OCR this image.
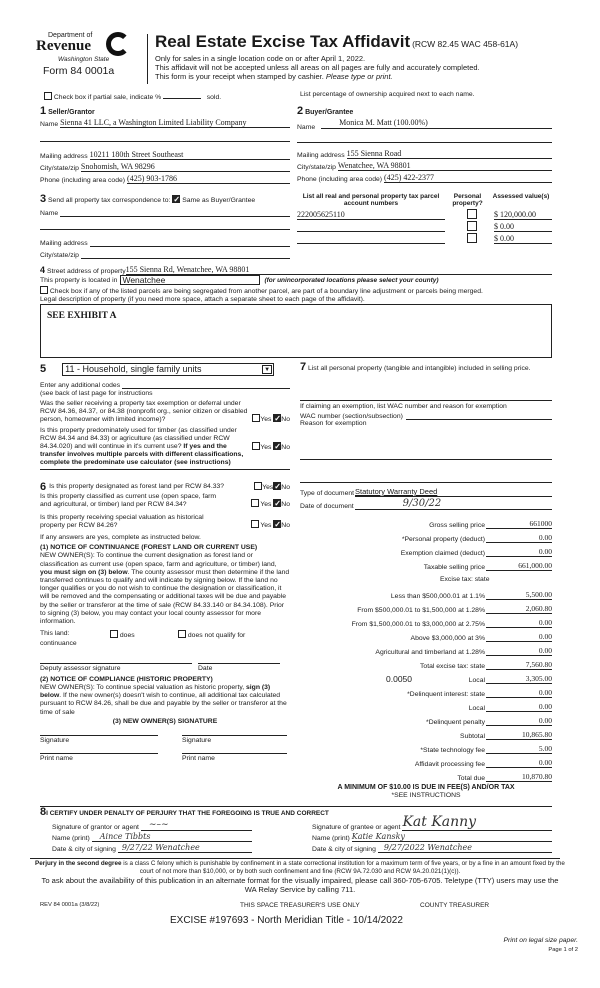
Department of
Revenue
Washington State
Form 84 0001a
Real Estate Excise Tax Affidavit (RCW 82.45 WAC 458-61A)
Only for sales in a single location code on or after April 1, 2022.
This affidavit will not be accepted unless all areas on all pages are fully and accurately completed.
This form is your receipt when stamped by cashier. Please type or print.
Check box if partial sale, indicate %	sold.	List percentage of ownership acquired next to each name.
1 Seller/Grantor
Name Sienna 41 LLC, a Washington Limited Liability Company
Mailing address 10211 180th Street Southeast
City/state/zip Snohomish, WA 98296
Phone (including area code) (425) 903-1786
2 Buyer/Grantee
Name
Monica M. Matt (100.00%)
Mailing address 155 Sienna Road
City/state/zip Wenatchee, WA 98801
Phone (including area code) (425) 422-2377
3 Send all property tax correspondence to: ✓ Same as Buyer/Grantee
Name
Mailing address
City/state/zip
List all real and personal property tax parcel account numbers
Personal property?
Assessed value(s)
222005625110	$ 120,000.00
$ 0.00
$ 0.00
4 Street address of property 155 Sienna Rd, Wenatchee, WA 98801
This property is located in Wenatchee	(for unincorporated locations please select your county)
Check box if any of the listed parcels are being segregated from another parcel, are part of a boundary line adjustment or parcels being merged.
Legal description of property (if you need more space, attach a separate sheet to each page of the affidavit).
SEE EXHIBIT A
5 11 - Household, single family units	▼
Enter any additional codes
(see back of last page for instructions
Was the seller receiving a property tax exemption or deferral under RCW 84.36, 84.37, or 84.38 (nonprofit org., senior citizen or disabled person, homeowner with limited income)?	Yes ✓ No
Is this property predominately used for timber (as classified under RCW 84.34 and 84.33) or agriculture (as classified under RCW 84.34.020) and will continue in it's current use? If yes and the transfer involves multiple parcels with different classifications, complete the predominate use calculator (see instructions)
Yes ✓ No
7 List all personal property (tangible and intangible) included in selling price.
If claiming an exemption, list WAC number and reason for exemption
WAC number (section/subsection)
Reason for exemption
6 Is this property designated as forest land per RCW 84.33?	Yes ✓ No
Is this property classified as current use (open space, farm and agricultural, or timber) land per RCW 84.34?	Yes ✓ No
Is this property receiving special valuation as historical property per RCW 84.26?	Yes ✓ No
If any answers are yes, complete as instructed below.
(1) NOTICE OF CONTINUANCE (FOREST LAND OR CURRENT USE)
NEW OWNER(S): To continue the current designation as forest land or classification as current use (open space, farm and agriculture, or timber) land, you must sign on (3) below. The county assessor must then determine if the land transferred continues to qualify and will indicate by signing below. If the land no longer qualifies or you do not wish to continue the designation or classification, it will be removed and the compensating or additional taxes will be due and payable by the seller or transferor at the time of sale (RCW 84.33.140 or 84.34.108). Prior to signing (3) below, you may contact your local county assessor for more information.
This land:	does	does not qualify for
continuance
Deputy assessor signature	Date
(2) NOTICE OF COMPLIANCE (HISTORIC PROPERTY)
NEW OWNER(S): To continue special valuation as historic property, sign (3) below. If the new owner(s) doesn't wish to continue, all additional tax calculated pursuant to RCW 84.26, shall be due and payable by the seller or transferor at the time of sale
(3) NEW OWNER(S) SIGNATURE
Signature	Signature
Print name	Print name
Type of document Statutory Warranty Deed
Date of document	9/30/22
Gross selling price	661000
*Personal property (deduct)	0.00
Exemption claimed (deduct)	0.00
Taxable selling price	661,000.00
Excise tax: state
Less than $500,000.01 at 1.1%	5,500.00
From $500,000.01 to $1,500,000 at 1.28%	2,060.80
From $1,500,000.01 to $3,000,000 at 2.75%	0.00
Above $3,000,000 at 3%	0.00
Agricultural and timberland at 1.28%	0.00
Total excise tax: state	7,560.80
0.0050	Local	3,305.00
*Delinquent interest: state	0.00
Local	0.00
*Delinquent penalty	0.00
Subtotal	10,865.80
*State technology fee	5.00
Affidavit processing fee	0.00
Total due	10,870.80
A MINIMUM OF $10.00 IS DUE IN FEE(S) AND/OR TAX
*SEE INSTRUCTIONS
8I CERTIFY UNDER PENALTY OF PERJURY THAT THE FOREGOING IS TRUE AND CORRECT
Signature of grantor or agent	∼–∼
Name (print)	Aince Tibbts
Date & city of signing 9/27/22 Wenatchee
Signature of grantee or agent Kat Kanny
Name (print) Katie Kansky
Date & city of signing	9/27/2022 Wenatchee
Perjury in the second degree is a class C felony which is punishable by confinement in a state correctional institution for a maximum term of five years, or by a fine in an amount fixed by the court of not more than $10,000, or by both such confinement and fine (RCW 9A.72.030 and RCW 9A.20.021(1)(c)).
To ask about the availability of this publication in an alternate format for the visually impaired, please call 360-705-6705. Teletype (TTY) users may use the WA Relay Service by calling 711.
REV 84 0001a (3/8/22)	THIS SPACE TREASURER'S USE ONLY	COUNTY TREASURER
EXCISE #197693 - North Meridian Title - 10/14/2022
Print on legal size paper.
Page 1 of 2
_ _ _ _ _
■ **Short task**:
Pictures don't belong in the copy. Restate all the entries exactly.

■ **Full solution**:
OCR this image.
Department of
Revenue
Washington State
Form 84 0001a
Real Estate Excise Tax Affidavit (RCW 82.45 WAC 458-61A)
Only for sales in a single location code on or after April 1, 2022.
This affidavit will not be accepted unless all areas on all pages are fully and accurately completed.
This form is your receipt when stamped by cashier. Please type or print.
Check box if partial sale, indicate %	sold.	List percentage of ownership acquired next to each name.
1 Seller/Grantor
Name Sienna 41 LLC, a Washington Limited Liability Company
Mailing address 10211 180th Street Southeast
City/state/zip Snohomish, WA 98296
Phone (including area code) (425) 903-1786
2 Buyer/Grantee
Name
Monica M. Matt (100.00%)
Mailing address 155 Sienna Road
City/state/zip Wenatchee, WA 98801
Phone (including area code) (425) 422-2377
3 Send all property tax correspondence to: ✓ Same as Buyer/Grantee
Name
Mailing address
City/state/zip
List all real and personal property tax parcel account numbers
Personal property?
Assessed value(s)
222005625110	$ 120,000.00
$ 0.00
$ 0.00
4 Street address of property 155 Sienna Rd, Wenatchee, WA 98801
This property is located in Wenatchee	(for unincorporated locations please select your county)
Check box if any of the listed parcels are being segregated from another parcel, are part of a boundary line adjustment or parcels being merged.
Legal description of property (if you need more space, attach a separate sheet to each page of the affidavit).
SEE EXHIBIT A
5 11 - Household, single family units	▼
Enter any additional codes
(see back of last page for instructions
Was the seller receiving a property tax exemption or deferral under RCW 84.36, 84.37, or 84.38 (nonprofit org., senior citizen or disabled person, homeowner with limited income)?	Yes ✓ No
Is this property predominately used for timber (as classified under RCW 84.34 and 84.33) or agriculture (as classified under RCW 84.34.020) and will continue in it's current use? If yes and the transfer involves multiple parcels with different classifications, complete the predominate use calculator (see instructions)
Yes ✓ No
7 List all personal property (tangible and intangible) included in selling price.
If claiming an exemption, list WAC number and reason for exemption
WAC number (section/subsection)
Reason for exemption
6 Is this property designated as forest land per RCW 84.33?	Yes ✓ No
Is this property classified as current use (open space, farm and agricultural, or timber) land per RCW 84.34?	Yes ✓ No
Is this property receiving special valuation as historical property per RCW 84.26?	Yes ✓ No
If any answers are yes, complete as instructed below.
(1) NOTICE OF CONTINUANCE (FOREST LAND OR CURRENT USE)
NEW OWNER(S): To continue the current designation as forest land or classification as current use (open space, farm and agriculture, or timber) land, you must sign on (3) below. The county assessor must then determine if the land transferred continues to qualify and will indicate by signing below. If the land no longer qualifies or you do not wish to continue the designation or classification, it will be removed and the compensating or additional taxes will be due and payable by the seller or transferor at the time of sale (RCW 84.33.140 or 84.34.108). Prior to signing (3) below, you may contact your local county assessor for more information.
This land:	does	does not qualify for
continuance
Deputy assessor signature	Date
(2) NOTICE OF COMPLIANCE (HISTORIC PROPERTY)
NEW OWNER(S): To continue special valuation as historic property, sign (3) below. If the new owner(s) doesn't wish to continue, all additional tax calculated pursuant to RCW 84.26, shall be due and payable by the seller or transferor at the time of sale
(3) NEW OWNER(S) SIGNATURE
Signature	Signature
Print name	Print name
Type of document Statutory Warranty Deed
Date of document	9/30/22
Gross selling price	661000
*Personal property (deduct)	0.00
Exemption claimed (deduct)	0.00
Taxable selling price	661,000.00
Excise tax: state
Less than $500,000.01 at 1.1%	5,500.00
From $500,000.01 to $1,500,000 at 1.28%	2,060.80
From $1,500,000.01 to $3,000,000 at 2.75%	0.00
Above $3,000,000 at 3%	0.00
Agricultural and timberland at 1.28%	0.00
Total excise tax: state	7,560.80
0.0050	Local	3,305.00
*Delinquent interest: state	0.00
Local	0.00
*Delinquent penalty	0.00
Subtotal	10,865.80
*State technology fee	5.00
Affidavit processing fee	0.00
Total due	10,870.80
A MINIMUM OF $10.00 IS DUE IN FEE(S) AND/OR TAX
*SEE INSTRUCTIONS
8I CERTIFY UNDER PENALTY OF PERJURY THAT THE FOREGOING IS TRUE AND CORRECT
Signature of grantor or agent	∼–∼
Name (print)	Aince Tibbts
Date & city of signing 9/27/22 Wenatchee
Signature of grantee or agent Kat Kanny
Name (print) Katie Kansky
Date & city of signing	9/27/2022 Wenatchee
Perjury in the second degree is a class C felony which is punishable by confinement in a state correctional institution for a maximum term of five years, or by a fine in an amount fixed by the court of not more than $10,000, or by both such confinement and fine (RCW 9A.72.030 and RCW 9A.20.021(1)(c)).
To ask about the availability of this publication in an alternate format for the visually impaired, please call 360-705-6705. Teletype (TTY) users may use the WA Relay Service by calling 711.
REV 84 0001a (3/8/22)	THIS SPACE TREASURER'S USE ONLY	COUNTY TREASURER
EXCISE #197693 - North Meridian Title - 10/14/2022
Print on legal size paper.
Page 1 of 2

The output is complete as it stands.